(Stored dataset items)
^^^^^^^^^^^^^^^^

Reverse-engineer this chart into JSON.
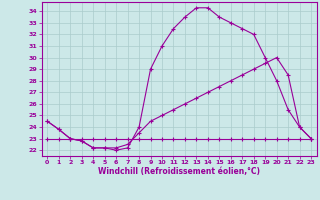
{
  "xlabel": "Windchill (Refroidissement éolien,°C)",
  "background_color": "#cce8e8",
  "grid_color": "#aacccc",
  "line_color": "#990099",
  "xlim": [
    -0.5,
    23.5
  ],
  "ylim": [
    21.5,
    34.8
  ],
  "xticks": [
    0,
    1,
    2,
    3,
    4,
    5,
    6,
    7,
    8,
    9,
    10,
    11,
    12,
    13,
    14,
    15,
    16,
    17,
    18,
    19,
    20,
    21,
    22,
    23
  ],
  "yticks": [
    22,
    23,
    24,
    25,
    26,
    27,
    28,
    29,
    30,
    31,
    32,
    33,
    34
  ],
  "line1_x": [
    0,
    1,
    2,
    3,
    4,
    5,
    6,
    7,
    8,
    9,
    10,
    11,
    12,
    13,
    14,
    15,
    16,
    17,
    18,
    19,
    20,
    21,
    22,
    23
  ],
  "line1_y": [
    24.5,
    23.8,
    23.0,
    22.8,
    22.2,
    22.2,
    22.0,
    22.2,
    24.0,
    29.0,
    31.0,
    32.5,
    33.5,
    34.3,
    34.3,
    33.5,
    33.0,
    32.5,
    32.0,
    30.0,
    28.0,
    25.5,
    24.0,
    23.0
  ],
  "line2_x": [
    0,
    1,
    2,
    3,
    4,
    5,
    6,
    7,
    8,
    9,
    10,
    11,
    12,
    13,
    14,
    15,
    16,
    17,
    18,
    19,
    20,
    21,
    22,
    23
  ],
  "line2_y": [
    24.5,
    23.8,
    23.0,
    22.8,
    22.2,
    22.2,
    22.2,
    22.5,
    23.5,
    24.5,
    25.0,
    25.5,
    26.0,
    26.5,
    27.0,
    27.5,
    28.0,
    28.5,
    29.0,
    29.5,
    30.0,
    28.5,
    24.0,
    23.0
  ],
  "line3_x": [
    0,
    1,
    2,
    3,
    4,
    5,
    6,
    7,
    8,
    9,
    10,
    11,
    12,
    13,
    14,
    15,
    16,
    17,
    18,
    19,
    20,
    21,
    22,
    23
  ],
  "line3_y": [
    23.0,
    23.0,
    23.0,
    23.0,
    23.0,
    23.0,
    23.0,
    23.0,
    23.0,
    23.0,
    23.0,
    23.0,
    23.0,
    23.0,
    23.0,
    23.0,
    23.0,
    23.0,
    23.0,
    23.0,
    23.0,
    23.0,
    23.0,
    23.0
  ],
  "xlabel_fontsize": 5.5,
  "tick_fontsize": 4.5
}
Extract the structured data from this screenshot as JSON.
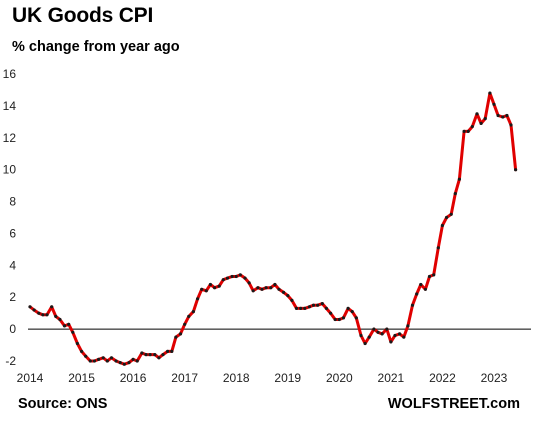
{
  "title": "UK Goods  CPI",
  "subtitle": "% change from year ago",
  "source": "Source: ONS",
  "brand": "WOLFSTREET.com",
  "colors": {
    "line": "#e00000",
    "marker": "#1a1a1a",
    "zero_line": "#000000"
  },
  "chart_data": {
    "type": "line",
    "title": "UK Goods  CPI",
    "subtitle": "% change from year ago",
    "xlabel": "",
    "ylabel": "",
    "ylim": [
      -2,
      16
    ],
    "xlim": [
      2014,
      2023.33
    ],
    "yticks": [
      -2,
      0,
      2,
      4,
      6,
      8,
      10,
      12,
      14,
      16
    ],
    "xticks": [
      2014,
      2015,
      2016,
      2017,
      2018,
      2019,
      2020,
      2021,
      2022,
      2023
    ],
    "grid": false,
    "legend": "none",
    "series": [
      {
        "values": [
          [
            2014.0,
            1.4
          ],
          [
            2014.08,
            1.2
          ],
          [
            2014.17,
            1.0
          ],
          [
            2014.25,
            0.9
          ],
          [
            2014.33,
            0.9
          ],
          [
            2014.42,
            1.4
          ],
          [
            2014.5,
            0.8
          ],
          [
            2014.58,
            0.6
          ],
          [
            2014.67,
            0.2
          ],
          [
            2014.75,
            0.3
          ],
          [
            2014.83,
            -0.2
          ],
          [
            2014.92,
            -0.9
          ],
          [
            2015.0,
            -1.4
          ],
          [
            2015.08,
            -1.7
          ],
          [
            2015.17,
            -2.0
          ],
          [
            2015.25,
            -2.0
          ],
          [
            2015.33,
            -1.9
          ],
          [
            2015.42,
            -1.8
          ],
          [
            2015.5,
            -2.0
          ],
          [
            2015.58,
            -1.8
          ],
          [
            2015.67,
            -2.0
          ],
          [
            2015.75,
            -2.1
          ],
          [
            2015.83,
            -2.2
          ],
          [
            2015.92,
            -2.1
          ],
          [
            2016.0,
            -1.9
          ],
          [
            2016.08,
            -2.0
          ],
          [
            2016.17,
            -1.5
          ],
          [
            2016.25,
            -1.6
          ],
          [
            2016.33,
            -1.6
          ],
          [
            2016.42,
            -1.6
          ],
          [
            2016.5,
            -1.8
          ],
          [
            2016.58,
            -1.6
          ],
          [
            2016.67,
            -1.4
          ],
          [
            2016.75,
            -1.4
          ],
          [
            2016.83,
            -0.5
          ],
          [
            2016.92,
            -0.3
          ],
          [
            2017.0,
            0.3
          ],
          [
            2017.08,
            0.8
          ],
          [
            2017.17,
            1.1
          ],
          [
            2017.25,
            1.9
          ],
          [
            2017.33,
            2.5
          ],
          [
            2017.42,
            2.4
          ],
          [
            2017.5,
            2.8
          ],
          [
            2017.58,
            2.6
          ],
          [
            2017.67,
            2.7
          ],
          [
            2017.75,
            3.1
          ],
          [
            2017.83,
            3.2
          ],
          [
            2017.92,
            3.3
          ],
          [
            2018.0,
            3.3
          ],
          [
            2018.08,
            3.4
          ],
          [
            2018.17,
            3.2
          ],
          [
            2018.25,
            2.9
          ],
          [
            2018.33,
            2.4
          ],
          [
            2018.42,
            2.6
          ],
          [
            2018.5,
            2.5
          ],
          [
            2018.58,
            2.6
          ],
          [
            2018.67,
            2.6
          ],
          [
            2018.75,
            2.8
          ],
          [
            2018.83,
            2.5
          ],
          [
            2018.92,
            2.3
          ],
          [
            2019.0,
            2.1
          ],
          [
            2019.08,
            1.8
          ],
          [
            2019.17,
            1.3
          ],
          [
            2019.25,
            1.3
          ],
          [
            2019.33,
            1.3
          ],
          [
            2019.42,
            1.4
          ],
          [
            2019.5,
            1.5
          ],
          [
            2019.58,
            1.5
          ],
          [
            2019.67,
            1.6
          ],
          [
            2019.75,
            1.3
          ],
          [
            2019.83,
            1.0
          ],
          [
            2019.92,
            0.6
          ],
          [
            2020.0,
            0.6
          ],
          [
            2020.08,
            0.7
          ],
          [
            2020.17,
            1.3
          ],
          [
            2020.25,
            1.1
          ],
          [
            2020.33,
            0.7
          ],
          [
            2020.42,
            -0.4
          ],
          [
            2020.5,
            -0.9
          ],
          [
            2020.58,
            -0.5
          ],
          [
            2020.67,
            0.0
          ],
          [
            2020.75,
            -0.2
          ],
          [
            2020.83,
            -0.3
          ],
          [
            2020.92,
            0.0
          ],
          [
            2021.0,
            -0.8
          ],
          [
            2021.08,
            -0.4
          ],
          [
            2021.17,
            -0.3
          ],
          [
            2021.25,
            -0.5
          ],
          [
            2021.33,
            0.2
          ],
          [
            2021.42,
            1.5
          ],
          [
            2021.5,
            2.2
          ],
          [
            2021.58,
            2.8
          ],
          [
            2021.67,
            2.5
          ],
          [
            2021.75,
            3.3
          ],
          [
            2021.83,
            3.4
          ],
          [
            2021.92,
            5.1
          ],
          [
            2022.0,
            6.5
          ],
          [
            2022.08,
            7.0
          ],
          [
            2022.17,
            7.2
          ],
          [
            2022.25,
            8.5
          ],
          [
            2022.33,
            9.4
          ],
          [
            2022.42,
            12.4
          ],
          [
            2022.5,
            12.4
          ],
          [
            2022.58,
            12.7
          ],
          [
            2022.67,
            13.5
          ],
          [
            2022.75,
            12.9
          ],
          [
            2022.83,
            13.2
          ],
          [
            2022.92,
            14.8
          ],
          [
            2023.0,
            14.1
          ],
          [
            2023.08,
            13.4
          ],
          [
            2023.17,
            13.3
          ],
          [
            2023.25,
            13.4
          ],
          [
            2023.33,
            12.8
          ],
          [
            2023.42,
            10.0
          ]
        ]
      }
    ]
  }
}
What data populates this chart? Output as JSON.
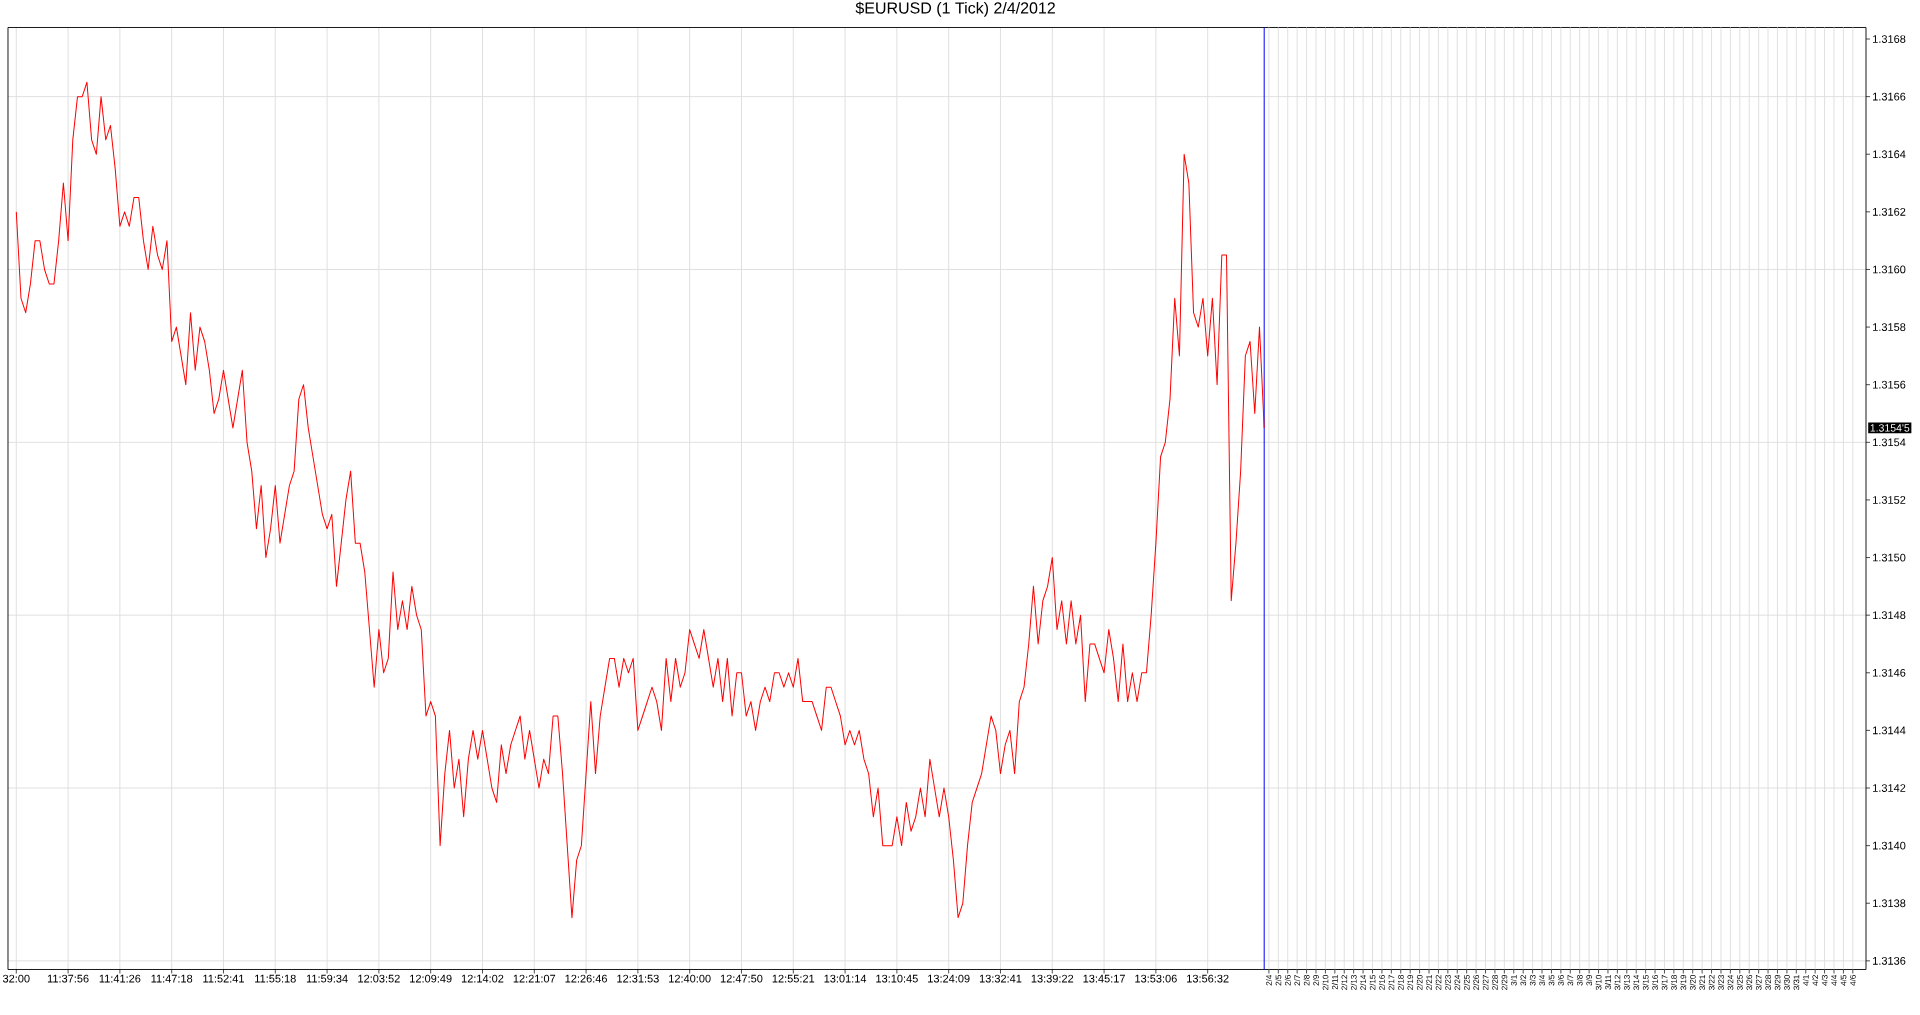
{
  "chart_data": {
    "type": "line",
    "title": "$EURUSD (1 Tick)  2/4/2012",
    "categories": [
      "32:00",
      null,
      null,
      null,
      null,
      null,
      null,
      null,
      null,
      null,
      null,
      "11:37:56",
      null,
      null,
      null,
      null,
      null,
      null,
      null,
      null,
      null,
      null,
      "11:41:26",
      null,
      null,
      null,
      null,
      null,
      null,
      null,
      null,
      null,
      null,
      "11:47:18",
      null,
      null,
      null,
      null,
      null,
      null,
      null,
      null,
      null,
      null,
      "11:52:41",
      null,
      null,
      null,
      null,
      null,
      null,
      null,
      null,
      null,
      null,
      "11:55:18",
      null,
      null,
      null,
      null,
      null,
      null,
      null,
      null,
      null,
      null,
      "11:59:34",
      null,
      null,
      null,
      null,
      null,
      null,
      null,
      null,
      null,
      null,
      "12:03:52",
      null,
      null,
      null,
      null,
      null,
      null,
      null,
      null,
      null,
      null,
      "12:09:49",
      null,
      null,
      null,
      null,
      null,
      null,
      null,
      null,
      null,
      null,
      "12:14:02",
      null,
      null,
      null,
      null,
      null,
      null,
      null,
      null,
      null,
      null,
      "12:21:07",
      null,
      null,
      null,
      null,
      null,
      null,
      null,
      null,
      null,
      null,
      "12:26:46",
      null,
      null,
      null,
      null,
      null,
      null,
      null,
      null,
      null,
      null,
      "12:31:53",
      null,
      null,
      null,
      null,
      null,
      null,
      null,
      null,
      null,
      null,
      "12:40:00",
      null,
      null,
      null,
      null,
      null,
      null,
      null,
      null,
      null,
      null,
      "12:47:50",
      null,
      null,
      null,
      null,
      null,
      null,
      null,
      null,
      null,
      null,
      "12:55:21",
      null,
      null,
      null,
      null,
      null,
      null,
      null,
      null,
      null,
      null,
      "13:01:14",
      null,
      null,
      null,
      null,
      null,
      null,
      null,
      null,
      null,
      null,
      "13:10:45",
      null,
      null,
      null,
      null,
      null,
      null,
      null,
      null,
      null,
      null,
      "13:24:09",
      null,
      null,
      null,
      null,
      null,
      null,
      null,
      null,
      null,
      null,
      "13:32:41",
      null,
      null,
      null,
      null,
      null,
      null,
      null,
      null,
      null,
      null,
      "13:39:22",
      null,
      null,
      null,
      null,
      null,
      null,
      null,
      null,
      null,
      null,
      "13:45:17",
      null,
      null,
      null,
      null,
      null,
      null,
      null,
      null,
      null,
      null,
      "13:53:06",
      null,
      null,
      null,
      null,
      null,
      null,
      null,
      null,
      null,
      null,
      "13:56:32",
      null,
      null,
      null,
      null,
      null,
      null,
      null,
      null,
      null,
      null,
      null,
      null,
      "2/4",
      null,
      "2/5",
      null,
      "2/6",
      null,
      "2/7",
      null,
      "2/8",
      null,
      "2/9",
      null,
      "2/10",
      null,
      "2/11",
      null,
      "2/12",
      null,
      "2/13",
      null,
      "2/14",
      null,
      "2/15",
      null,
      "2/16",
      null,
      "2/17",
      null,
      "2/18",
      null,
      "2/19",
      null,
      "2/20",
      null,
      "2/21",
      null,
      "2/22",
      null,
      "2/23",
      null,
      "2/24",
      null,
      "2/25",
      null,
      "2/26",
      null,
      "2/27",
      null,
      "2/28",
      null,
      "2/29",
      null,
      "3/1",
      null,
      "3/2",
      null,
      "3/3",
      null,
      "3/4",
      null,
      "3/5",
      null,
      "3/6",
      null,
      "3/7",
      null,
      "3/8",
      null,
      "3/9",
      null,
      "3/10",
      null,
      "3/11",
      null,
      "3/12",
      null,
      "3/13",
      null,
      "3/14",
      null,
      "3/15",
      null,
      "3/16",
      null,
      "3/17",
      null,
      "3/18",
      null,
      "3/19",
      null,
      "3/20",
      null,
      "3/21",
      null,
      "3/22",
      null,
      "3/23",
      null,
      "3/24",
      null,
      "3/25",
      null,
      "3/26",
      null,
      "3/27",
      null,
      "3/28",
      null,
      "3/29",
      null,
      "3/30",
      null,
      "3/31",
      null,
      "4/1",
      null,
      "4/2",
      null,
      "4/3",
      null,
      "4/4",
      null,
      "4/5",
      null,
      "4/6"
    ],
    "series": [
      {
        "color": "#ff0000",
        "values": [
          1.3162,
          1.3159,
          1.31585,
          1.31595,
          1.3161,
          1.3161,
          1.316,
          1.31595,
          1.31595,
          1.3161,
          1.3163,
          1.3161,
          1.31645,
          1.3166,
          1.3166,
          1.31665,
          1.31645,
          1.3164,
          1.3166,
          1.31645,
          1.3165,
          1.31635,
          1.31615,
          1.3162,
          1.31615,
          1.31625,
          1.31625,
          1.3161,
          1.316,
          1.31615,
          1.31605,
          1.316,
          1.3161,
          1.31575,
          1.3158,
          1.3157,
          1.3156,
          1.31585,
          1.31565,
          1.3158,
          1.31575,
          1.31565,
          1.3155,
          1.31555,
          1.31565,
          1.31555,
          1.31545,
          1.31555,
          1.31565,
          1.3154,
          1.3153,
          1.3151,
          1.31525,
          1.315,
          1.3151,
          1.31525,
          1.31505,
          1.31515,
          1.31525,
          1.3153,
          1.31555,
          1.3156,
          1.31545,
          1.31535,
          1.31525,
          1.31515,
          1.3151,
          1.31515,
          1.3149,
          1.31505,
          1.3152,
          1.3153,
          1.31505,
          1.31505,
          1.31495,
          1.31475,
          1.31455,
          1.31475,
          1.3146,
          1.31465,
          1.31495,
          1.31475,
          1.31485,
          1.31475,
          1.3149,
          1.3148,
          1.31475,
          1.31445,
          1.3145,
          1.31445,
          1.314,
          1.31425,
          1.3144,
          1.3142,
          1.3143,
          1.3141,
          1.3143,
          1.3144,
          1.3143,
          1.3144,
          1.3143,
          1.3142,
          1.31415,
          1.31435,
          1.31425,
          1.31435,
          1.3144,
          1.31445,
          1.3143,
          1.3144,
          1.3143,
          1.3142,
          1.3143,
          1.31425,
          1.31445,
          1.31445,
          1.31425,
          1.314,
          1.31375,
          1.31395,
          1.314,
          1.31425,
          1.3145,
          1.31425,
          1.31445,
          1.31455,
          1.31465,
          1.31465,
          1.31455,
          1.31465,
          1.3146,
          1.31465,
          1.3144,
          1.31445,
          1.3145,
          1.31455,
          1.3145,
          1.3144,
          1.31465,
          1.3145,
          1.31465,
          1.31455,
          1.3146,
          1.31475,
          1.3147,
          1.31465,
          1.31475,
          1.31465,
          1.31455,
          1.31465,
          1.3145,
          1.31465,
          1.31445,
          1.3146,
          1.3146,
          1.31445,
          1.3145,
          1.3144,
          1.3145,
          1.31455,
          1.3145,
          1.3146,
          1.3146,
          1.31455,
          1.3146,
          1.31455,
          1.31465,
          1.3145,
          1.3145,
          1.3145,
          1.31445,
          1.3144,
          1.31455,
          1.31455,
          1.3145,
          1.31445,
          1.31435,
          1.3144,
          1.31435,
          1.3144,
          1.3143,
          1.31425,
          1.3141,
          1.3142,
          1.314,
          1.314,
          1.314,
          1.3141,
          1.314,
          1.31415,
          1.31405,
          1.3141,
          1.3142,
          1.3141,
          1.3143,
          1.3142,
          1.3141,
          1.3142,
          1.3141,
          1.31395,
          1.31375,
          1.3138,
          1.314,
          1.31415,
          1.3142,
          1.31425,
          1.31435,
          1.31445,
          1.3144,
          1.31425,
          1.31435,
          1.3144,
          1.31425,
          1.3145,
          1.31455,
          1.3147,
          1.3149,
          1.3147,
          1.31485,
          1.3149,
          1.315,
          1.31475,
          1.31485,
          1.3147,
          1.31485,
          1.3147,
          1.3148,
          1.3145,
          1.3147,
          1.3147,
          1.31465,
          1.3146,
          1.31475,
          1.31465,
          1.3145,
          1.3147,
          1.3145,
          1.3146,
          1.3145,
          1.3146,
          1.3146,
          1.3148,
          1.31505,
          1.31535,
          1.3154,
          1.31555,
          1.3159,
          1.3157,
          1.3164,
          1.3163,
          1.31585,
          1.3158,
          1.3159,
          1.3157,
          1.3159,
          1.3156,
          1.31605,
          1.31605,
          1.31485,
          1.31505,
          1.3153,
          1.3157,
          1.31575,
          1.3155,
          1.3158,
          1.31545,
          null,
          null,
          null,
          null,
          null,
          null,
          null,
          null,
          null,
          null,
          null,
          null,
          null,
          null,
          null,
          null,
          null,
          null,
          null,
          null,
          null,
          null,
          null,
          null,
          null,
          null,
          null,
          null,
          null,
          null,
          null,
          null,
          null,
          null,
          null,
          null,
          null,
          null,
          null,
          null,
          null,
          null,
          null,
          null,
          null,
          null,
          null,
          null,
          null,
          null,
          null,
          null,
          null,
          null,
          null,
          null,
          null,
          null,
          null,
          null,
          null,
          null,
          null,
          null,
          null,
          null,
          null,
          null,
          null,
          null,
          null,
          null,
          null,
          null,
          null,
          null,
          null,
          null,
          null,
          null,
          null,
          null,
          null,
          null,
          null,
          null,
          null,
          null,
          null,
          null,
          null,
          null,
          null,
          null,
          null,
          null,
          null,
          null,
          null,
          null,
          null,
          null,
          null,
          null,
          null,
          null,
          null,
          null,
          null,
          null,
          null,
          null,
          null,
          null,
          null,
          null,
          null,
          null,
          null,
          null,
          null,
          null,
          null,
          null,
          null
        ]
      }
    ],
    "ylim": [
      1.31357,
      1.31684
    ],
    "yticks": [
      1.3136,
      1.3138,
      {
        "value": 1.314,
        "label": "1.3140"
      },
      1.3142,
      1.3144,
      1.3146,
      1.3148,
      {
        "value": 1.315,
        "label": "1.3150"
      },
      1.3152,
      1.3154,
      1.3156,
      1.3158,
      {
        "value": 1.316,
        "label": "1.3160"
      },
      1.3162,
      1.3164,
      1.3166,
      1.3168
    ],
    "grid": true,
    "annotations": [
      "1.3154'5"
    ]
  }
}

^^^^^^^^^^^^^^^^

_EXERCISE_. Search the records above for the string "JSON". Copy every line that contains it.

_THE ANSWER_.
Reverse-engineer this chart into JSON.
Extract the structured data from this screenshot as JSON.
What data populates this chart? Output as JSON.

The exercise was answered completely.